• LIST OF TASKS
1 > In the cheilectomy passage below, how many patients were in the series that Waizy et al presented?
2 > Reproduce the stretch of the cheilectomy passage from "Citron and Neil" through "to 91.48 postoperatively." word for word.

The advantages of Cheilectomy include early range of motion, rapid decrease in clinical symptoms and obviates the need for healing at an osteotomy site. The disadvantages include not addressing the underlying etiology, potential joint destruction, slippage, or pseudoarticulation at the joint's end range of dorsiflexion. It is not indicated in later stages of the disease. In our study, as indicated in the results, we have had minimal complications.
Other procedures such as Cheilectomy and phalangeal osteotomy have been proposed for the treatment of the HL/HR. Moberg proposes a phalangeal osteotomy that consists of a dorsiflexory wedge osteotomy in the base of the proximal phalanx. Waizy et al presented a series of 46 patients comparing Cheilectomy combined with the Moberg osteotomy. The results were similar although there a was a notable higher grade of satisfaction in the patient group of Cheilectomy plus Moberg osteotomy.
Citron and Neil proposed dorsal wedge osteotomy of the proximal phalanx for HR treatment. O’Malley et al proposed Cheilectomy and phalangeal osteotomy for treatment of HL/HR obtaining the following results: The mean dorsiflexion of the 1stMPJ improved significantly (P < .05), by 27.0°, from 32.7° preoperatively to 59.7° postoperatively. The average AOFAS scores improved significantly (P < .05) from 67.2 points preoperatively to 88.7 points postoperatively. In our study, which combines the following Cheilectomy with a Double-V osteotomy, we have obtained very similar results: The mean dorsiflexion of the 1stMPJ by 29.36° preoperatively to 58.42° postoperatively and the average of AOFAS scores from 68.21 points preoperatively to 91.48 postoperatively.

• DATA EXTRACTS
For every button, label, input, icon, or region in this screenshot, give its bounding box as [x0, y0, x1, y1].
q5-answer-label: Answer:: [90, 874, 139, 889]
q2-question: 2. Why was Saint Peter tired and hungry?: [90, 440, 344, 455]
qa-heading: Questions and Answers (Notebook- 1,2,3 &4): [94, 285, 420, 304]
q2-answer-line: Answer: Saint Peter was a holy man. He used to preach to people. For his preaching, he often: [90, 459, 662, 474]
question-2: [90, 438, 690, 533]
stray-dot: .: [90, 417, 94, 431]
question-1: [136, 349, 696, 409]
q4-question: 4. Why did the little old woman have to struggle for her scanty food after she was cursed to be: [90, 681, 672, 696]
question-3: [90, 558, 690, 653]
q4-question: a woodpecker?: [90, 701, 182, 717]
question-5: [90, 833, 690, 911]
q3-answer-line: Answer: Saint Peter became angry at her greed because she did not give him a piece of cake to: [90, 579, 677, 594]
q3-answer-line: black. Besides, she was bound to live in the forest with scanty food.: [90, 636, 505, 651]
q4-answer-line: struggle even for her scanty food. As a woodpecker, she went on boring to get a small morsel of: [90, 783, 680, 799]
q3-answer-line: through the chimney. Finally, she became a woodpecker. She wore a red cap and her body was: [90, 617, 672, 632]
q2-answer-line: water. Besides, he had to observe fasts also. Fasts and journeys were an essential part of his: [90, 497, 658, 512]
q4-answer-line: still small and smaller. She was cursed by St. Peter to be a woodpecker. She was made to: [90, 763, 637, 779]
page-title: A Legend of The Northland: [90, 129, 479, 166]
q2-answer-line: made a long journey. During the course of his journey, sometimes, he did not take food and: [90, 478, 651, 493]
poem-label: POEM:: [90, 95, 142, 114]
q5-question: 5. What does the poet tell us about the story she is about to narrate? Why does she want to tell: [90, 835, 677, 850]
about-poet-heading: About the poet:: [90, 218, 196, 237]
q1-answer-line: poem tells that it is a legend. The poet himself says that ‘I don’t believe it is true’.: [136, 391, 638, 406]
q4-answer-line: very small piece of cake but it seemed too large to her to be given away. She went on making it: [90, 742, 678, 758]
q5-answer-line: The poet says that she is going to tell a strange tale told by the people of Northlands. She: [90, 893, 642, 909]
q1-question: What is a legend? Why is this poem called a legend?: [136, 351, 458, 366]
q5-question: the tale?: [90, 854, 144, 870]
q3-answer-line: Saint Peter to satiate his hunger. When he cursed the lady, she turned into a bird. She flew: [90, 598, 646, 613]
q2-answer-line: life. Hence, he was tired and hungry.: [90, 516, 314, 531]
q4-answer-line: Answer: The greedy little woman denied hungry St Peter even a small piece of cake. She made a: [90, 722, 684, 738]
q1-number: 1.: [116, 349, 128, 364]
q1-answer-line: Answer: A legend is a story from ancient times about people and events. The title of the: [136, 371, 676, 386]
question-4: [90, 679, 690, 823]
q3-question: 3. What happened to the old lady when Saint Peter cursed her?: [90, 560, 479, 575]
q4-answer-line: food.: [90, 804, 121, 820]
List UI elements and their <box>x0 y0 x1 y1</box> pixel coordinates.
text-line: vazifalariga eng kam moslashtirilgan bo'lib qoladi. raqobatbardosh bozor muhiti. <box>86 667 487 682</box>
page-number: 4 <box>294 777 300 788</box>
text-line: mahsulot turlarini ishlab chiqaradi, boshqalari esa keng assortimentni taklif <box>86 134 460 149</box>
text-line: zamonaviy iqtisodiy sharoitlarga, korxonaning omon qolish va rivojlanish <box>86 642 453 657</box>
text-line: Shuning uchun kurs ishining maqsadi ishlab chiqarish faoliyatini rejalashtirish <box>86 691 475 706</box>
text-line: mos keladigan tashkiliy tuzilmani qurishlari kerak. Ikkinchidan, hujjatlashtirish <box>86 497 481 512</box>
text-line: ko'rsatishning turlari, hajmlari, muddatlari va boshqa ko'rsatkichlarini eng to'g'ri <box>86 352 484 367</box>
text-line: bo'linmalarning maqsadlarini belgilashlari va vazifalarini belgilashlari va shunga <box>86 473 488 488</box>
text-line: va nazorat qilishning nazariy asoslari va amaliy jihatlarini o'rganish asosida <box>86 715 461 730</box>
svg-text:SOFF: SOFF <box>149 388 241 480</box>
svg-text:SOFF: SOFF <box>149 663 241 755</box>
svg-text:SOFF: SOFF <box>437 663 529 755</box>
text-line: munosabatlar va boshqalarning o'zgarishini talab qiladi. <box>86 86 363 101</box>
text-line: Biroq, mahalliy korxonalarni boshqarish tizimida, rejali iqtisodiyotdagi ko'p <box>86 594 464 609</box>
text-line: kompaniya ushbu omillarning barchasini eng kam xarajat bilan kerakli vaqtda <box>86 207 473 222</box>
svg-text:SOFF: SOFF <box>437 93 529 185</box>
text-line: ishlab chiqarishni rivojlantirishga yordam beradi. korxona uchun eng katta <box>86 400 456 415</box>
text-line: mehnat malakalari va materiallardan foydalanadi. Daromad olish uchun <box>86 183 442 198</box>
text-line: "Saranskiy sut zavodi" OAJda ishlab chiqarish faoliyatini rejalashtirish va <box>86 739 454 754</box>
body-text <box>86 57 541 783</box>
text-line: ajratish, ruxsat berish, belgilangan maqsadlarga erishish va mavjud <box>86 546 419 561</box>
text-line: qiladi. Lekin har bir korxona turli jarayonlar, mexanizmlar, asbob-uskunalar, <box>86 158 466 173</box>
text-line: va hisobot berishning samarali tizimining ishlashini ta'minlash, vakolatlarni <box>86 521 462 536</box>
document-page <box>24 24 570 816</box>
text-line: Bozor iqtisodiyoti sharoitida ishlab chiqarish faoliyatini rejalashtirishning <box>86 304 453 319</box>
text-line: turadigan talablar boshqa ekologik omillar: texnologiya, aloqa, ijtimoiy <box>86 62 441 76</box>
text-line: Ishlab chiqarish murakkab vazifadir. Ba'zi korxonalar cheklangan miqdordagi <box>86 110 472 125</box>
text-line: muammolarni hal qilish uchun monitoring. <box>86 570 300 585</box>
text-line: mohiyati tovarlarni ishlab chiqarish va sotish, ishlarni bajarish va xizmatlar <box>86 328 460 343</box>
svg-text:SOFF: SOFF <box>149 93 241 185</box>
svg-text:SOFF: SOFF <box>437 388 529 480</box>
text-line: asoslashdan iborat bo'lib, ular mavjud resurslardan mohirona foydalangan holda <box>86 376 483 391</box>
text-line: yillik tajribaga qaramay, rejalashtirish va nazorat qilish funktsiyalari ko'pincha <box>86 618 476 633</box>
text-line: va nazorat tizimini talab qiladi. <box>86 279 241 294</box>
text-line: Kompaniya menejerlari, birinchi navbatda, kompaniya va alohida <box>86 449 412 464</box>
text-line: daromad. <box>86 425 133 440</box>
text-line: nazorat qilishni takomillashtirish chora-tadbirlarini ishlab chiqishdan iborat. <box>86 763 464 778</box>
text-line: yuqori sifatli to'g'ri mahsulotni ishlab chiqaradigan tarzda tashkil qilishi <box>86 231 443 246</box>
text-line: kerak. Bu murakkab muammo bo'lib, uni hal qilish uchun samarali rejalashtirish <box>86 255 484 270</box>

• TASK-BY-TASK RESULTS
1 > 46 patients.

2 >
Citron and Neil proposed dorsal wedge osteotomy of the proximal phalanx for HR treatment. O’Malley et al proposed Cheilectomy and phalangeal osteotomy for treatment of HL/HR obtaining the following results: The mean dorsiflexion of the 1stMPJ improved significantly (P < .05), by 27.0°, from 32.7° preoperatively to 59.7° postoperatively. The average AOFAS scores improved significantly (P < .05) from 67.2 points preoperatively to 88.7 points postoperatively. In our study, which combines the following Cheilectomy with a Double-V osteotomy, we have obtained very similar results: The mean dorsiflexion of the 1stMPJ by 29.36° preoperatively to 58.42° postoperatively and the average of AOFAS scores from 68.21 points preoperatively to 91.48 postoperatively.